* Source material
════

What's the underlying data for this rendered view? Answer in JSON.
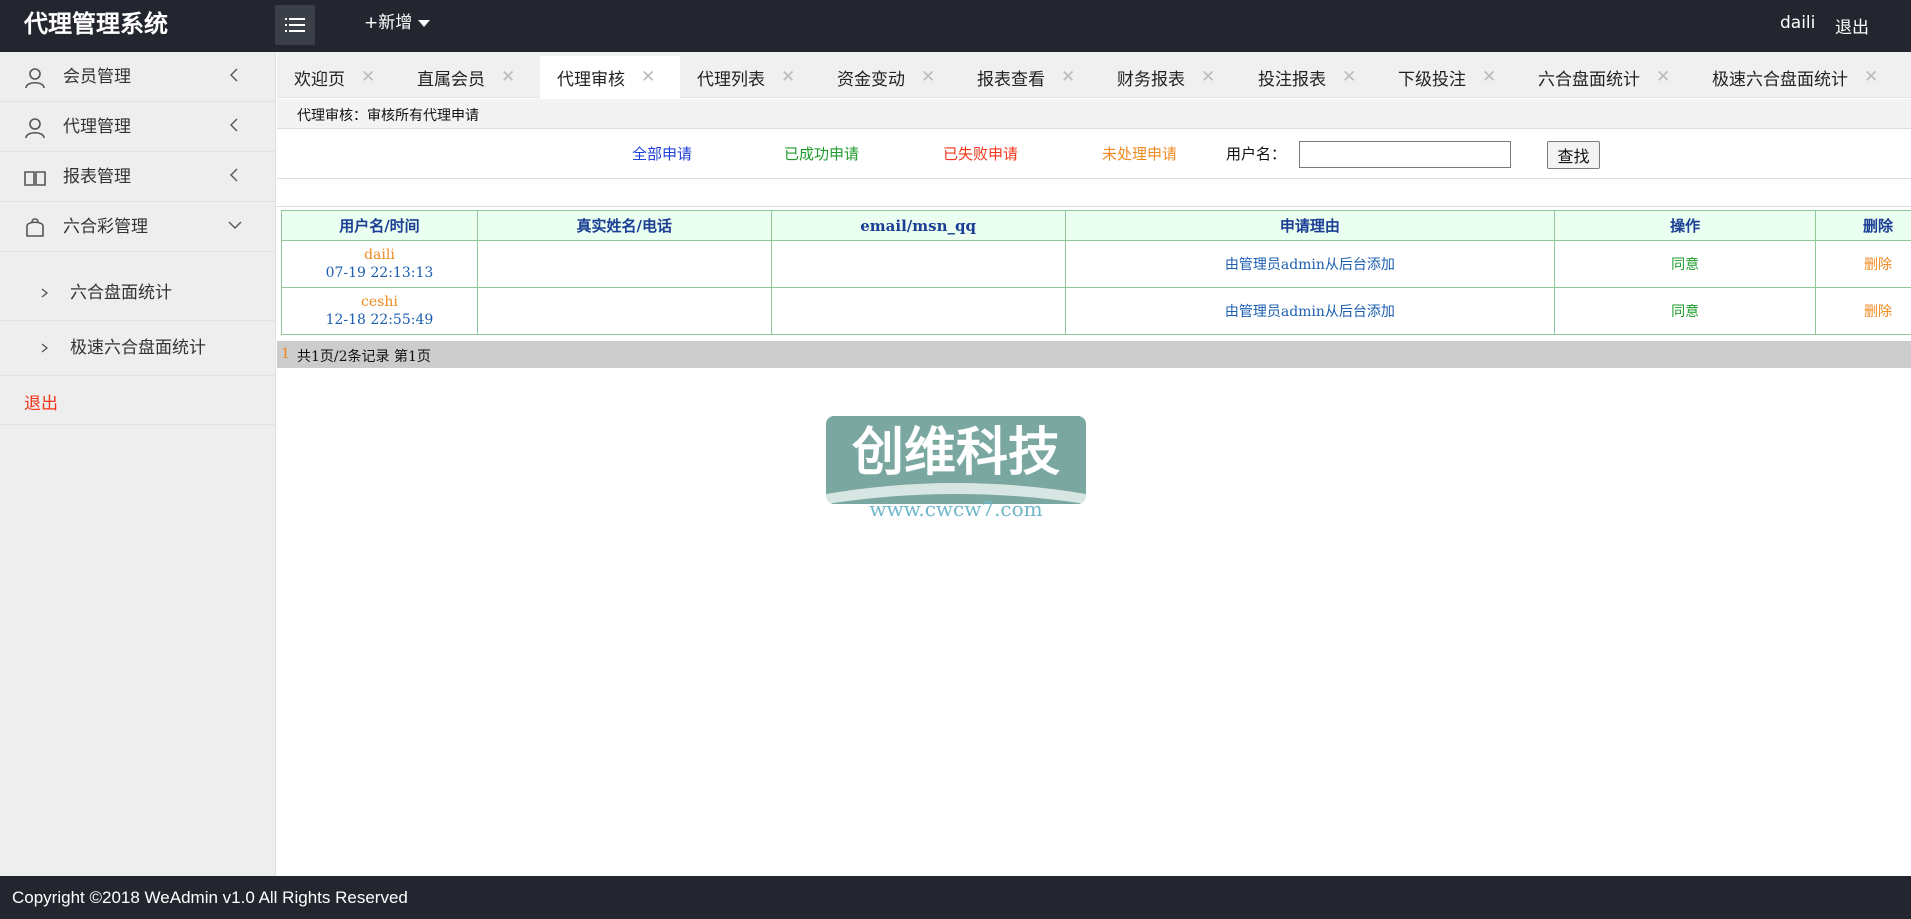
{
  "header": {
    "title": "代理管理系统",
    "add_new": "+新增",
    "user": "daili",
    "logout": "退出"
  },
  "sidebar": {
    "items": [
      {
        "label": "会员管理",
        "icon": "user-icon"
      },
      {
        "label": "代理管理",
        "icon": "user-icon"
      },
      {
        "label": "报表管理",
        "icon": "book-icon"
      },
      {
        "label": "六合彩管理",
        "icon": "bag-icon"
      }
    ],
    "subitems": [
      {
        "label": "六合盘面统计"
      },
      {
        "label": "极速六合盘面统计"
      }
    ],
    "logout": "退出"
  },
  "tabs": [
    {
      "label": "欢迎页"
    },
    {
      "label": "直属会员"
    },
    {
      "label": "代理审核",
      "active": true
    },
    {
      "label": "代理列表"
    },
    {
      "label": "资金变动"
    },
    {
      "label": "报表查看"
    },
    {
      "label": "财务报表"
    },
    {
      "label": "投注报表"
    },
    {
      "label": "下级投注"
    },
    {
      "label": "六合盘面统计"
    },
    {
      "label": "极速六合盘面统计"
    }
  ],
  "breadcrumb": "代理审核：审核所有代理申请",
  "filters": {
    "all": "全部申请",
    "success": "已成功申请",
    "failed": "已失败申请",
    "pending": "未处理申请",
    "username_label": "用户名：",
    "username_value": "",
    "search_button": "查找",
    "colors": {
      "all": "#1f3fd6",
      "success": "#1e9b2d",
      "failed": "#f2361b",
      "pending": "#f08a1f"
    }
  },
  "table": {
    "headers": [
      "用户名/时间",
      "真实姓名/电话",
      "email/msn_qq",
      "申请理由",
      "操作",
      "删除"
    ],
    "rows": [
      {
        "username": "daili",
        "time": "07-19 22:13:13",
        "realname": "",
        "email": "",
        "reason": "由管理员admin从后台添加",
        "action": "同意",
        "delete": "删除"
      },
      {
        "username": "ceshi",
        "time": "12-18 22:55:49",
        "realname": "",
        "email": "",
        "reason": "由管理员admin从后台添加",
        "action": "同意",
        "delete": "删除"
      }
    ]
  },
  "pager": {
    "current": "1",
    "info": "共1页/2条记录 第1页"
  },
  "watermark": {
    "title": "创维科技",
    "url": "www.cwcw7.com"
  },
  "footer": "Copyright ©2018 WeAdmin v1.0 All Rights Reserved"
}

════

* Set problem
Among the lines of the data above, determine how many contain the word "icon". Report the number alone.

* Task solution
4